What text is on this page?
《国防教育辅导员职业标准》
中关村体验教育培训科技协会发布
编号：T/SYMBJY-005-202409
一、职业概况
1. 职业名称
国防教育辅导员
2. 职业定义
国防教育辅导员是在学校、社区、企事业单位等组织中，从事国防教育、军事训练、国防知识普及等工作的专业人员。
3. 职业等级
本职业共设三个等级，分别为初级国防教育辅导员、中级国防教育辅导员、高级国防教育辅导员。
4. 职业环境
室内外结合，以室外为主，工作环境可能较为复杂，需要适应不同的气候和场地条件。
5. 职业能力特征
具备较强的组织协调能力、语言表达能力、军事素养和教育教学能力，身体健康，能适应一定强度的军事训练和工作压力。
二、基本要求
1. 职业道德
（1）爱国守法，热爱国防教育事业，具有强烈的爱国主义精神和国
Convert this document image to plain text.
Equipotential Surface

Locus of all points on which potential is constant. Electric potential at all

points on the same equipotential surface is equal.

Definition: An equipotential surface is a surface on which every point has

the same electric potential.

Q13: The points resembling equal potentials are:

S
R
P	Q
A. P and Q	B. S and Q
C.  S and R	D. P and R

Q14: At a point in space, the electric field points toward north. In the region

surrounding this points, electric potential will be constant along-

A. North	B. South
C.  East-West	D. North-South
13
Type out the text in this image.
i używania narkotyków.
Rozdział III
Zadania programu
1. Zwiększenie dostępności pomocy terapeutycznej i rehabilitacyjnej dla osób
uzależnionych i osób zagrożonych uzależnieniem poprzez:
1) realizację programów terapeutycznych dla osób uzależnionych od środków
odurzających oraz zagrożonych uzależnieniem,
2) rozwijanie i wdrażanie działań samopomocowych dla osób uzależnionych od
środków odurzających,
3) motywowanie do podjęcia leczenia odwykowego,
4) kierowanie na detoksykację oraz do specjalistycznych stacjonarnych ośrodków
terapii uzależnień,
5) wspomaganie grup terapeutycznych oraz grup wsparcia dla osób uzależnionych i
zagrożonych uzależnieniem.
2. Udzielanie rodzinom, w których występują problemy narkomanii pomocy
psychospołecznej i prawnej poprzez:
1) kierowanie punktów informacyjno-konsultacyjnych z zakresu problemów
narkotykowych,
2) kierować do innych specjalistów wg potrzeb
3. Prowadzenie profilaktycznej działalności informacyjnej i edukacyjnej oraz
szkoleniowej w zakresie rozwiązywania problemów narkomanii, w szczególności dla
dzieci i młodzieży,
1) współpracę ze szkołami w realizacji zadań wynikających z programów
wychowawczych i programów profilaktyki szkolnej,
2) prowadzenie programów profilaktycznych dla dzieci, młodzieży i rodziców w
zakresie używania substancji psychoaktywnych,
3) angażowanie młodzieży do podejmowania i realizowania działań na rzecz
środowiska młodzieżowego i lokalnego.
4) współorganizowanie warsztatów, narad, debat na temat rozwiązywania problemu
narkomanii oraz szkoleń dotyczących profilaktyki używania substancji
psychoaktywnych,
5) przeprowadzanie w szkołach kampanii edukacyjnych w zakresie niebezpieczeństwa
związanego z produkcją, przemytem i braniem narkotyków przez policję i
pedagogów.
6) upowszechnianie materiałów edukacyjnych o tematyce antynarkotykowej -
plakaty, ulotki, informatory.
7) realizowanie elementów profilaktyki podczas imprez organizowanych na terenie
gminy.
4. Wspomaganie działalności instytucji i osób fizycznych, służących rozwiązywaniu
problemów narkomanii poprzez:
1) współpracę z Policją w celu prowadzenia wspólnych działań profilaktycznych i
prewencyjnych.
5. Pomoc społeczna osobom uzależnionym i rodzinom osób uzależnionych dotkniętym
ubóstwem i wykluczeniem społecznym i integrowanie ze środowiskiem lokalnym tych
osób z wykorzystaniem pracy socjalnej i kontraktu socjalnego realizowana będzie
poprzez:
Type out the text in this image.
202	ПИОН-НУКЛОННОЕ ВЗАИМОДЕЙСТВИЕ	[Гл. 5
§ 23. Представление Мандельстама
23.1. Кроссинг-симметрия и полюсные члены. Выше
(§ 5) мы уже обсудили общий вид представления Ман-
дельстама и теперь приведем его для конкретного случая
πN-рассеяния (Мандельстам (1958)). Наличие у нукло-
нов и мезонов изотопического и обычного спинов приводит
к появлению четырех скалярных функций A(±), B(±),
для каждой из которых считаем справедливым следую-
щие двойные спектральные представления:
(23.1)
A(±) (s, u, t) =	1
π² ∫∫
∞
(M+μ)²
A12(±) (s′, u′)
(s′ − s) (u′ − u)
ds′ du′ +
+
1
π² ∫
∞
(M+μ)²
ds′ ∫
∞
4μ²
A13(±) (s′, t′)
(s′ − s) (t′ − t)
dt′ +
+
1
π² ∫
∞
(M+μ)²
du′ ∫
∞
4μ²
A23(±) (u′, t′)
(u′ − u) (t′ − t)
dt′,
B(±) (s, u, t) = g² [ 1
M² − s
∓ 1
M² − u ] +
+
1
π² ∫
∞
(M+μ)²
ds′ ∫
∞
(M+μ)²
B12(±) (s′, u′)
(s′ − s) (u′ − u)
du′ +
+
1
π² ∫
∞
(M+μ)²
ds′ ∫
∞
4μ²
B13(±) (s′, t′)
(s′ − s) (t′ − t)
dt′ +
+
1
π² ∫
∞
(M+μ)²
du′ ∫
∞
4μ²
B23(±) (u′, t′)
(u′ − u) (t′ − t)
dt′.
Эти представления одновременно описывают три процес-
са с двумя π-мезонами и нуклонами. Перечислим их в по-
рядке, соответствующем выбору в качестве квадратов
______________________________
- Request
Review the preceding data and report every line that includes the string "młodzieży".

- Solved problem
dzieci i młodzieży,
2) prowadzenie programów profilaktycznych dla dzieci, młodzieży i rodziców w
3) angażowanie młodzieży do podejmowania i realizowania działań na rzecz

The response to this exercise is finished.